DATA PROVIDED:
* BEGIN *

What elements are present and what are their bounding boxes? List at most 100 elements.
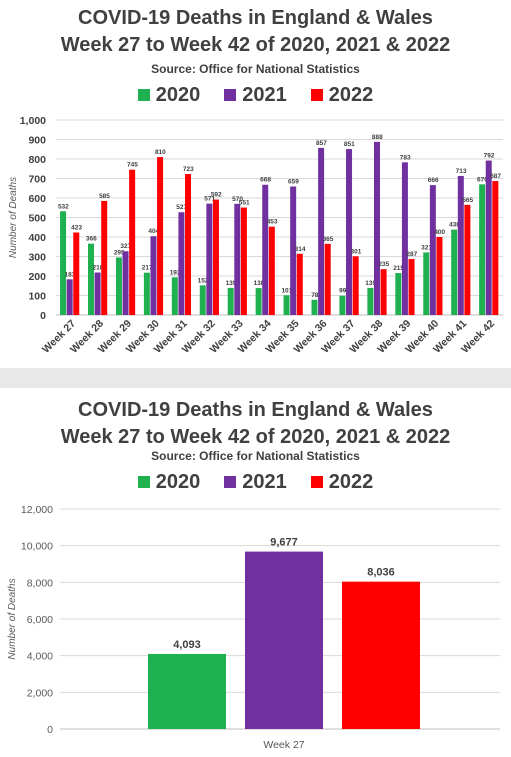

* END *
* BEGIN *

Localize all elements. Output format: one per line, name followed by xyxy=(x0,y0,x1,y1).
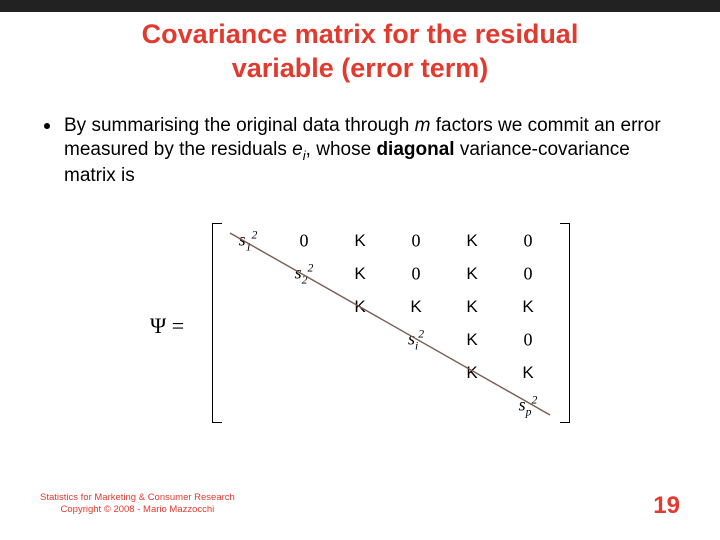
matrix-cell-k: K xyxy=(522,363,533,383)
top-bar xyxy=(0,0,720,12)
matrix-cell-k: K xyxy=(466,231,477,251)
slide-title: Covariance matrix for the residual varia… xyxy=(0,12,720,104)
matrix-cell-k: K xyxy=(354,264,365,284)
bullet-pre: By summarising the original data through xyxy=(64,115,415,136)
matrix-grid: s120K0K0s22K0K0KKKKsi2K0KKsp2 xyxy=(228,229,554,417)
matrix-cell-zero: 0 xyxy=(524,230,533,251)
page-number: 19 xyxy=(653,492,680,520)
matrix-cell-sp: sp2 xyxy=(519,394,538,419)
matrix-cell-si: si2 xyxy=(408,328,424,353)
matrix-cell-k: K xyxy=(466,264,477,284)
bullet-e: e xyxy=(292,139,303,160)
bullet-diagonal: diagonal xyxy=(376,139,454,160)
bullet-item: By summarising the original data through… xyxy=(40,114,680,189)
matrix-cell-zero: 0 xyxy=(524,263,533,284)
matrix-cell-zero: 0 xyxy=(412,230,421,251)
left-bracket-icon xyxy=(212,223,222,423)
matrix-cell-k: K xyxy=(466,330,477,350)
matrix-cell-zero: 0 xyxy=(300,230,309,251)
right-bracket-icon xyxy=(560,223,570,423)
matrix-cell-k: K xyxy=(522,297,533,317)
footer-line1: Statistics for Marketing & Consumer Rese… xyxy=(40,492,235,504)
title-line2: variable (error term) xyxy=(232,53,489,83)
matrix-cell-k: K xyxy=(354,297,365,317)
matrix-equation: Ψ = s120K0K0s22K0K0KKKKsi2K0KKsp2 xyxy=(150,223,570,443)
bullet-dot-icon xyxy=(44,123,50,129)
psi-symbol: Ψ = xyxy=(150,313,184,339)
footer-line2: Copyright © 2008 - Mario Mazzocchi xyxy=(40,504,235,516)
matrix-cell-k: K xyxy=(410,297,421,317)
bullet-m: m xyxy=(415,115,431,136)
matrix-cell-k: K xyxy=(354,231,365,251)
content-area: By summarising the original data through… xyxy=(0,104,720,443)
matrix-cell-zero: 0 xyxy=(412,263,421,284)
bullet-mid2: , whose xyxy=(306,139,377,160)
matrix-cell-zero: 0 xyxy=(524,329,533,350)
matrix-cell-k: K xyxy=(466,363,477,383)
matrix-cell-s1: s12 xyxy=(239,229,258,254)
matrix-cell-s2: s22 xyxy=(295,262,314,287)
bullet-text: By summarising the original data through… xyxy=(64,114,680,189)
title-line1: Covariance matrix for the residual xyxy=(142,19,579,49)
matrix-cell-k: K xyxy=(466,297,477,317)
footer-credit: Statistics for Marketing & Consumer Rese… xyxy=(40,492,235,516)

* END *
* BEGIN *

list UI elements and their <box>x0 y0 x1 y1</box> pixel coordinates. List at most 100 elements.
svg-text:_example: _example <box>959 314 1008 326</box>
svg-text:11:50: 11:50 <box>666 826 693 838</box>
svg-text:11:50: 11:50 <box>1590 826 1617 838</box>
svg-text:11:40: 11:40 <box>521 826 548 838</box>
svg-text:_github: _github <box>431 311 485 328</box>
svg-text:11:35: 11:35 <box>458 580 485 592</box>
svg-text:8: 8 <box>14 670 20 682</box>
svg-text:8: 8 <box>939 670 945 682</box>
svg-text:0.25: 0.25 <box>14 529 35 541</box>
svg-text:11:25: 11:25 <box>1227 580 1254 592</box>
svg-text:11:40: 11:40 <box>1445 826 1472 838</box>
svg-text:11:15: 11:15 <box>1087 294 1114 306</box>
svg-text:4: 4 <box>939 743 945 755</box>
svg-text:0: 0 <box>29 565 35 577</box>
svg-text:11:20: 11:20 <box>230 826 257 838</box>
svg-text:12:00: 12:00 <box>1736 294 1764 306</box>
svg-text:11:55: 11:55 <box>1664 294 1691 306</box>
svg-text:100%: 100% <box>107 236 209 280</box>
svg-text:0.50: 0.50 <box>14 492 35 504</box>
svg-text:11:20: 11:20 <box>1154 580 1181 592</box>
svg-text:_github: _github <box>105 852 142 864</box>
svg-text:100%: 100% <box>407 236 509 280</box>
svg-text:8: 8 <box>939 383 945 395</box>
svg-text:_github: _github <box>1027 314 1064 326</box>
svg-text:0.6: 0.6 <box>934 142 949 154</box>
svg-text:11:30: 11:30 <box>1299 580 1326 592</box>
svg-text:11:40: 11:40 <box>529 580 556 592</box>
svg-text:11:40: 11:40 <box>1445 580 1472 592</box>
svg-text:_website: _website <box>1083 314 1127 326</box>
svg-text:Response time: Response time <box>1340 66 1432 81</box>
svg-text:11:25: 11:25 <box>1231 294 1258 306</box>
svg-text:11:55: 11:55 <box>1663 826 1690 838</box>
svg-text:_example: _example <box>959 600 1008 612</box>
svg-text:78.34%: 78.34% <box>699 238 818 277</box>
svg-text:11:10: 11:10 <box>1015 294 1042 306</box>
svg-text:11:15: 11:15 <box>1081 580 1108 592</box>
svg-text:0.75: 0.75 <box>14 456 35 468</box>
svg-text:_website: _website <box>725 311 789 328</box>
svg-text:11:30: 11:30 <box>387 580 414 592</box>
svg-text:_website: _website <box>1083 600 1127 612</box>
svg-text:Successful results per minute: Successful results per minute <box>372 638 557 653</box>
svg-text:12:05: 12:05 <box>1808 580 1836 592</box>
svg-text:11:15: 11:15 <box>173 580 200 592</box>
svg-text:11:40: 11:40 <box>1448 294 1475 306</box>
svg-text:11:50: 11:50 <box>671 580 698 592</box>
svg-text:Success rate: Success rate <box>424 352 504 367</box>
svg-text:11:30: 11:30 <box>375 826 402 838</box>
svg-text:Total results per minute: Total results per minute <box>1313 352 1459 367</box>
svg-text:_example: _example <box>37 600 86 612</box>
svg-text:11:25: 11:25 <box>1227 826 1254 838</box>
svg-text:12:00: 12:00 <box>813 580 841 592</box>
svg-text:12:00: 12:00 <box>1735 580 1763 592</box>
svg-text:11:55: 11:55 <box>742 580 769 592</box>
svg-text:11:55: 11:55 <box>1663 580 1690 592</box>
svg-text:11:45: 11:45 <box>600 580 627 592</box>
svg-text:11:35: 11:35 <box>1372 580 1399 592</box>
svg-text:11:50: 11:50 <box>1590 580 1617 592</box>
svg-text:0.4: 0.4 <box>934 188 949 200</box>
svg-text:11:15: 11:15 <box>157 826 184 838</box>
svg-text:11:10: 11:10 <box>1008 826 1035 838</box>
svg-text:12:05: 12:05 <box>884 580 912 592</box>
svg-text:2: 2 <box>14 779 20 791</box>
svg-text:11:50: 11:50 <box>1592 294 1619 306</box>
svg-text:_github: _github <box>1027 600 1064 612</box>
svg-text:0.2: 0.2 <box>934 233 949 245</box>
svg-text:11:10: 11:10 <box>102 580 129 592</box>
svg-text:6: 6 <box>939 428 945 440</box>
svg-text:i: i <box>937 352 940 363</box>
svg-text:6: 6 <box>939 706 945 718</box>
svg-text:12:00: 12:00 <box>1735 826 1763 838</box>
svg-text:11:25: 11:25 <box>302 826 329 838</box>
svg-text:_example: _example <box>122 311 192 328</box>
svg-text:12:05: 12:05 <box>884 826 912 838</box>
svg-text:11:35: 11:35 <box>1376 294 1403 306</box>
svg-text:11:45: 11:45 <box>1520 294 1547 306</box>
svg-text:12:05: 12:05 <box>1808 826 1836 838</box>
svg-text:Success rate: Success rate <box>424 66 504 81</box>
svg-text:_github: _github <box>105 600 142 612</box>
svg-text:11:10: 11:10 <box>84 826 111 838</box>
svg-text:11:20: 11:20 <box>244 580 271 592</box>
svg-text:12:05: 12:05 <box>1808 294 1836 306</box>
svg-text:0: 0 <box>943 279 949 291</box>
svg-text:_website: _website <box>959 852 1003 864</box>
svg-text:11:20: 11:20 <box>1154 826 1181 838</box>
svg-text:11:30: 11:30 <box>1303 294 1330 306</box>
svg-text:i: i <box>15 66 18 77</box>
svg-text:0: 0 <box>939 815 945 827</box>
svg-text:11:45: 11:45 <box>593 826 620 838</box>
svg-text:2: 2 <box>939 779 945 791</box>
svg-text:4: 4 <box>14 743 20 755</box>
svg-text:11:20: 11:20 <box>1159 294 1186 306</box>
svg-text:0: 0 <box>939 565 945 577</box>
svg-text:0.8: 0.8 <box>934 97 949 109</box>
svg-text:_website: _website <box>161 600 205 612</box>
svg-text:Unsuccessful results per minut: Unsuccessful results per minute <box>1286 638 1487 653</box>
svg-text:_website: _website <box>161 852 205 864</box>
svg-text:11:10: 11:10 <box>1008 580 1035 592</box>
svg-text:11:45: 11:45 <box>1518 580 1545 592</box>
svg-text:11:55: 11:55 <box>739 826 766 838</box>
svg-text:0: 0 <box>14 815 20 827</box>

* END *

DO THIS: Put the data into a Markdown table with the columns Row and Line. Begin at the line that has "list UI elements" and stop after the line that has "svg-text:11:40: 11:40 <box>521". Number each row in Row, put its line in Line, and leave out any blank lines.

SOLUTION TO THE PROBLEM:
| Row | Line |
|---|---|
| 1 | list UI elements and their <box>x0 y0 x1 y1</box> pixel coordinates. List at most 100 elements. |
| 2 | svg-text:_example: _example <box>959 314 1008 326</box> |
| 3 | svg-text:11:50: 11:50 <box>666 826 693 838</box> |
| 4 | svg-text:11:50: 11:50 <box>1590 826 1617 838</box> |
| 5 | svg-text:11:40: 11:40 <box>521 826 548 838</box> |